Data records
____

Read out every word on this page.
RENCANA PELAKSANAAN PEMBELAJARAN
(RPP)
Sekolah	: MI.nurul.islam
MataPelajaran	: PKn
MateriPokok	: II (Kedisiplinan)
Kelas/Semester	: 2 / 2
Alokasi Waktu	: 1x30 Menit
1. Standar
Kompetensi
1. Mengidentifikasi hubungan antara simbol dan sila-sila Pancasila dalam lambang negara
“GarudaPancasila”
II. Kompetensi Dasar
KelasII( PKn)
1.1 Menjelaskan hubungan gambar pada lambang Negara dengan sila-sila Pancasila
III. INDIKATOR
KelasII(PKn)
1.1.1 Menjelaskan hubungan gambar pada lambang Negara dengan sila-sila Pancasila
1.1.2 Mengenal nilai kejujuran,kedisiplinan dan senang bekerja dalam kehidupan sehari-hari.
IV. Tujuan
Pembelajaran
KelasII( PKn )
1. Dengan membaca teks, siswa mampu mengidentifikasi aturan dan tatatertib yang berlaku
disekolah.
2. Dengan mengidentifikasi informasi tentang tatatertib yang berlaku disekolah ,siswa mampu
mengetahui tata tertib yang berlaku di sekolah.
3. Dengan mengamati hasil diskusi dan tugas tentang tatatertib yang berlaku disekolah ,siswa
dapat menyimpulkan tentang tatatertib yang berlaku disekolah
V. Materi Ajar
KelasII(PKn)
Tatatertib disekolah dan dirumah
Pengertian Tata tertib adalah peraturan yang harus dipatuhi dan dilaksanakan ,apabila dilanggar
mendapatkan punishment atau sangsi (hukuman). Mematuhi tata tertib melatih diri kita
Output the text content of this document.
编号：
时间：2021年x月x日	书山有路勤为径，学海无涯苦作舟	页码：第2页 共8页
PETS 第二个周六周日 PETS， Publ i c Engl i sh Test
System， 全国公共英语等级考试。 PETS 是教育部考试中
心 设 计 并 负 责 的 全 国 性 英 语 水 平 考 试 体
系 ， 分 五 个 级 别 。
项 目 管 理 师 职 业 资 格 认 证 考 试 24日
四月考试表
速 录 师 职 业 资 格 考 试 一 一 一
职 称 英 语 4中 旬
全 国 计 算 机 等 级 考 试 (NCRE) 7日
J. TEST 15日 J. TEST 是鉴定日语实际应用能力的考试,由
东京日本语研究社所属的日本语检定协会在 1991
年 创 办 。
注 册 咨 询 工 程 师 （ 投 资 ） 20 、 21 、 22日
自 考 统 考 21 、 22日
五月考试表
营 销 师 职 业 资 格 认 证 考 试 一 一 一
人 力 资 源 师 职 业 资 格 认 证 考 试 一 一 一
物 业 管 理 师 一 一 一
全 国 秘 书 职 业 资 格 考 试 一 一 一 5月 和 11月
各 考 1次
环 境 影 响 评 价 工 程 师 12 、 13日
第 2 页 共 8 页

____

Print again the material above, limited to the lines from the one holding "Output the text content of this document." through the last, inclusive.

**Written solution**
Output the text content of this document.
编号：
时间：2021年x月x日	书山有路勤为径，学海无涯苦作舟	页码：第2页 共8页
PETS 第二个周六周日 PETS， Publ i c Engl i sh Test
System， 全国公共英语等级考试。 PETS 是教育部考试中
心 设 计 并 负 责 的 全 国 性 英 语 水 平 考 试 体
系 ， 分 五 个 级 别 。
项 目 管 理 师 职 业 资 格 认 证 考 试 24日
四月考试表
速 录 师 职 业 资 格 考 试 一 一 一
职 称 英 语 4中 旬
全 国 计 算 机 等 级 考 试 (NCRE) 7日
J. TEST 15日 J. TEST 是鉴定日语实际应用能力的考试,由
东京日本语研究社所属的日本语检定协会在 1991
年 创 办 。
注 册 咨 询 工 程 师 （ 投 资 ） 20 、 21 、 22日
自 考 统 考 21 、 22日
五月考试表
营 销 师 职 业 资 格 认 证 考 试 一 一 一
人 力 资 源 师 职 业 资 格 认 证 考 试 一 一 一
物 业 管 理 师 一 一 一
全 国 秘 书 职 业 资 格 考 试 一 一 一 5月 和 11月
各 考 1次
环 境 影 响 评 价 工 程 师 12 、 13日
第 2 页 共 8 页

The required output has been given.